→ WHAT THE TASK ASKS: Reproduce all the lines exactly as they stand, apart from the pictures.

═══ THE INPUT ═══

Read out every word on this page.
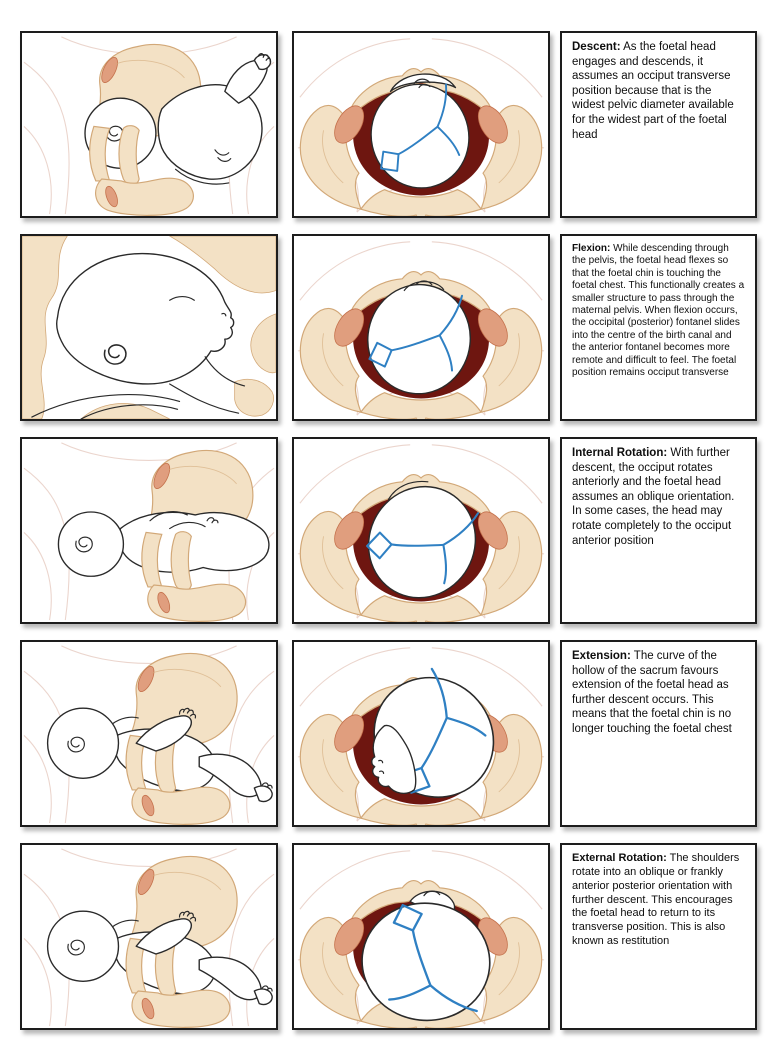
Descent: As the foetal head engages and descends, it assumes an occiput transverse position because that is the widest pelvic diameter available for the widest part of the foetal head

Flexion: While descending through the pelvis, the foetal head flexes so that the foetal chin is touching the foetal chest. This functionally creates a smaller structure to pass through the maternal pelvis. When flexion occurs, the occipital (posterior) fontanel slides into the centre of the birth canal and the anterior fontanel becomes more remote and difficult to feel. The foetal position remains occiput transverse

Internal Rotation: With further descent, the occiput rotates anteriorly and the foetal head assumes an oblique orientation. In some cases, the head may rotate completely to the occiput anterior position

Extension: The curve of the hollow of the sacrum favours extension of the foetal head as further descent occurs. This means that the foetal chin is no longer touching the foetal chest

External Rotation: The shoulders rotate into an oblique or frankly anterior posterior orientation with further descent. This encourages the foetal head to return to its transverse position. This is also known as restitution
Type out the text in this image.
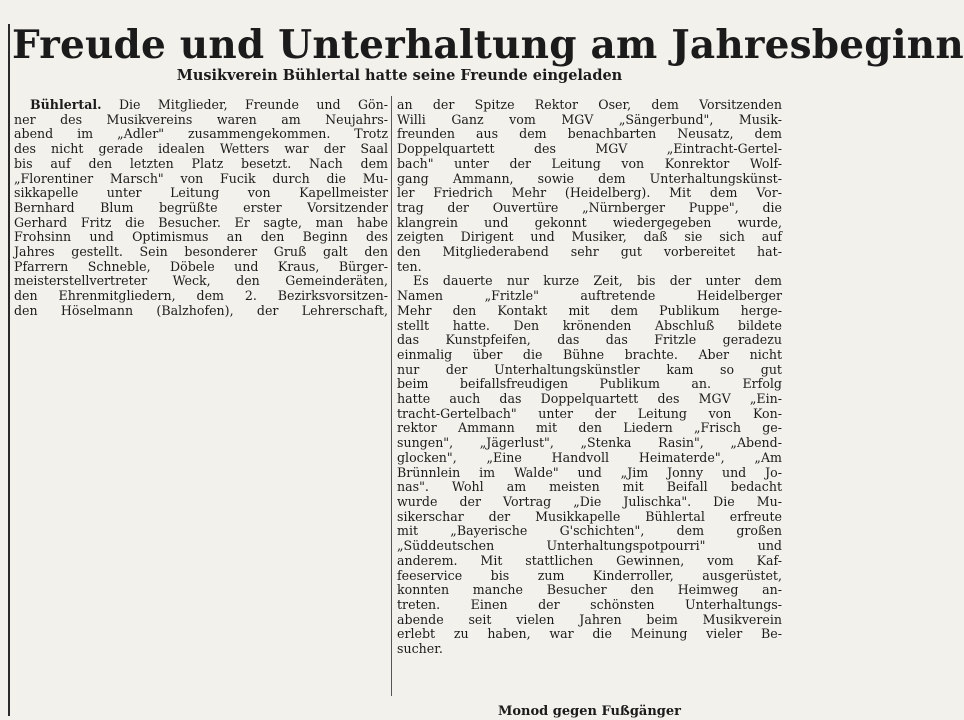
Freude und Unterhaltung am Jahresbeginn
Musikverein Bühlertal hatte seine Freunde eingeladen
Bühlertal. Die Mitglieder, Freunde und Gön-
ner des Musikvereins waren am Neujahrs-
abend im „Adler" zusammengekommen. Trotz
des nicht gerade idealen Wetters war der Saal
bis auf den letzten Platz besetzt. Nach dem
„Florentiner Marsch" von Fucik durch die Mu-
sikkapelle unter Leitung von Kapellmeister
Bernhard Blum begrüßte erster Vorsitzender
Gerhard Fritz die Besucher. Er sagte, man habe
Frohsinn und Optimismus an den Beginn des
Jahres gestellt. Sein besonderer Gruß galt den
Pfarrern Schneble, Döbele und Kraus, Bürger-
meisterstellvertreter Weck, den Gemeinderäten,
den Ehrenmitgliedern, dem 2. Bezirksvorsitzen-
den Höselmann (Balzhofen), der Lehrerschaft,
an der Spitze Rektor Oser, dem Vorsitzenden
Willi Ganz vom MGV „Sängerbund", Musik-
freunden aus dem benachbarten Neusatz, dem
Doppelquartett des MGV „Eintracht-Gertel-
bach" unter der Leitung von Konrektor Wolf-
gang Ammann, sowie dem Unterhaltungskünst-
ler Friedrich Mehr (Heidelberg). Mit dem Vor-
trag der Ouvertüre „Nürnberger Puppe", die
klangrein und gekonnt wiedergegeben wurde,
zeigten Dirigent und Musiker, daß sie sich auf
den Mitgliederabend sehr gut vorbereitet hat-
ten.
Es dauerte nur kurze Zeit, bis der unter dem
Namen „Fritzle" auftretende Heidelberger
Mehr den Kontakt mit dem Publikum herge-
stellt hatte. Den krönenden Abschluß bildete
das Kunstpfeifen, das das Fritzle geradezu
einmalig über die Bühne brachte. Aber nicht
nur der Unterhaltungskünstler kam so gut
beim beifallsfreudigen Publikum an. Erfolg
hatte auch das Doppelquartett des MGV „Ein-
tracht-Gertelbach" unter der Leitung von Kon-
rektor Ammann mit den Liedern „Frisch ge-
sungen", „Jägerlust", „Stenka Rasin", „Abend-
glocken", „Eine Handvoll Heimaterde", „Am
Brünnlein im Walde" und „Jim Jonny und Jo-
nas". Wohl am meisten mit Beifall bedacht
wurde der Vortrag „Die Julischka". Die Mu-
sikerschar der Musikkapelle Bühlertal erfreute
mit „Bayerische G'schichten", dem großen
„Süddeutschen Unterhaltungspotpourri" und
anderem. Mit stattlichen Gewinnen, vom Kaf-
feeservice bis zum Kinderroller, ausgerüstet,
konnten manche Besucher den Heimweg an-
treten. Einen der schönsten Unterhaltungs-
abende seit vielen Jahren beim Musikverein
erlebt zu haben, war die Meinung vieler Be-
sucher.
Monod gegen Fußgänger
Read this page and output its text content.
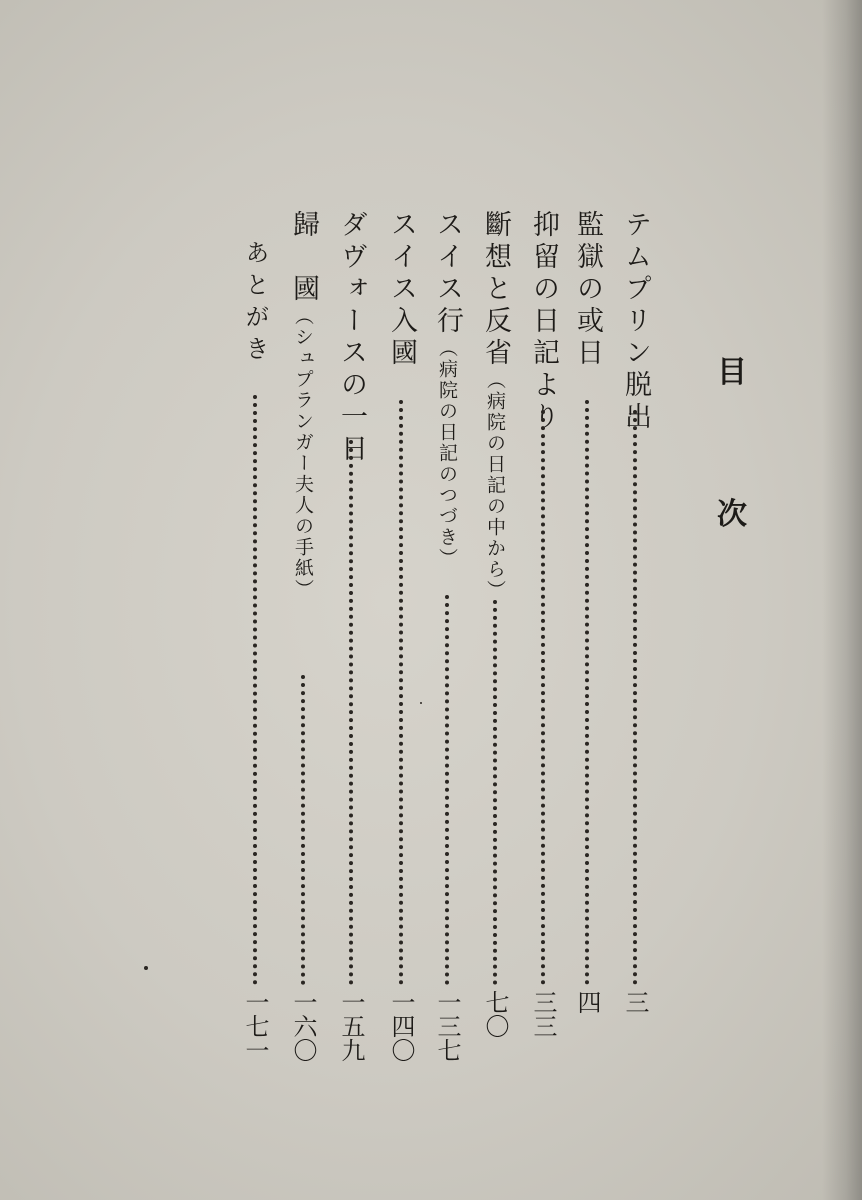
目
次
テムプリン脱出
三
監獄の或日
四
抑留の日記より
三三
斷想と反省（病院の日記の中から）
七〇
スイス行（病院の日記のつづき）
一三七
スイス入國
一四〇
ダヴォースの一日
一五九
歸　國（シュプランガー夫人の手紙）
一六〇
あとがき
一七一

═══

→ SOLVED EXERCISE:
Read out every word on this page.
Descent: As the foetal head engages and descends, it assumes an occiput transverse position because that is the widest pelvic diameter available for the widest part of the foetal head

Flexion: While descending through the pelvis, the foetal head flexes so that the foetal chin is touching the foetal chest. This functionally creates a smaller structure to pass through the maternal pelvis. When flexion occurs, the occipital (posterior) fontanel slides into the centre of the birth canal and the anterior fontanel becomes more remote and difficult to feel. The foetal position remains occiput transverse

Internal Rotation: With further descent, the occiput rotates anteriorly and the foetal head assumes an oblique orientation. In some cases, the head may rotate completely to the occiput anterior position

Extension: The curve of the hollow of the sacrum favours extension of the foetal head as further descent occurs. This means that the foetal chin is no longer touching the foetal chest

External Rotation: The shoulders rotate into an oblique or frankly anterior posterior orientation with further descent. This encourages the foetal head to return to its transverse position. This is also known as restitution
Type out the text in this image.
Freude und Unterhaltung am Jahresbeginn
Musikverein Bühlertal hatte seine Freunde eingeladen
Bühlertal. Die Mitglieder, Freunde und Gön-
ner des Musikvereins waren am Neujahrs-
abend im „Adler" zusammengekommen. Trotz
des nicht gerade idealen Wetters war der Saal
bis auf den letzten Platz besetzt. Nach dem
„Florentiner Marsch" von Fucik durch die Mu-
sikkapelle unter Leitung von Kapellmeister
Bernhard Blum begrüßte erster Vorsitzender
Gerhard Fritz die Besucher. Er sagte, man habe
Frohsinn und Optimismus an den Beginn des
Jahres gestellt. Sein besonderer Gruß galt den
Pfarrern Schneble, Döbele und Kraus, Bürger-
meisterstellvertreter Weck, den Gemeinderäten,
den Ehrenmitgliedern, dem 2. Bezirksvorsitzen-
den Höselmann (Balzhofen), der Lehrerschaft,
an der Spitze Rektor Oser, dem Vorsitzenden
Willi Ganz vom MGV „Sängerbund", Musik-
freunden aus dem benachbarten Neusatz, dem
Doppelquartett des MGV „Eintracht-Gertel-
bach" unter der Leitung von Konrektor Wolf-
gang Ammann, sowie dem Unterhaltungskünst-
ler Friedrich Mehr (Heidelberg). Mit dem Vor-
trag der Ouvertüre „Nürnberger Puppe", die
klangrein und gekonnt wiedergegeben wurde,
zeigten Dirigent und Musiker, daß sie sich auf
den Mitgliederabend sehr gut vorbereitet hat-
ten.
Es dauerte nur kurze Zeit, bis der unter dem
Namen „Fritzle" auftretende Heidelberger
Mehr den Kontakt mit dem Publikum herge-
stellt hatte. Den krönenden Abschluß bildete
das Kunstpfeifen, das das Fritzle geradezu
einmalig über die Bühne brachte. Aber nicht
nur der Unterhaltungskünstler kam so gut
beim beifallsfreudigen Publikum an. Erfolg
hatte auch das Doppelquartett des MGV „Ein-
tracht-Gertelbach" unter der Leitung von Kon-
rektor Ammann mit den Liedern „Frisch ge-
sungen", „Jägerlust", „Stenka Rasin", „Abend-
glocken", „Eine Handvoll Heimaterde", „Am
Brünnlein im Walde" und „Jim Jonny und Jo-
nas". Wohl am meisten mit Beifall bedacht
wurde der Vortrag „Die Julischka". Die Mu-
sikerschar der Musikkapelle Bühlertal erfreute
mit „Bayerische G'schichten", dem großen
„Süddeutschen Unterhaltungspotpourri" und
anderem. Mit stattlichen Gewinnen, vom Kaf-
feeservice bis zum Kinderroller, ausgerüstet,
konnten manche Besucher den Heimweg an-
treten. Einen der schönsten Unterhaltungs-
abende seit vielen Jahren beim Musikverein
erlebt zu haben, war die Meinung vieler Be-
sucher.
Monod gegen Fußgänger
Read this page and output its text content.
目
次
テムプリン脱出
三
監獄の或日
四
抑留の日記より
三三
斷想と反省（病院の日記の中から）
七〇
スイス行（病院の日記のつづき）
一三七
スイス入國
一四〇
ダヴォースの一日
一五九
歸　國（シュプランガー夫人の手紙）
一六〇
あとがき
一七一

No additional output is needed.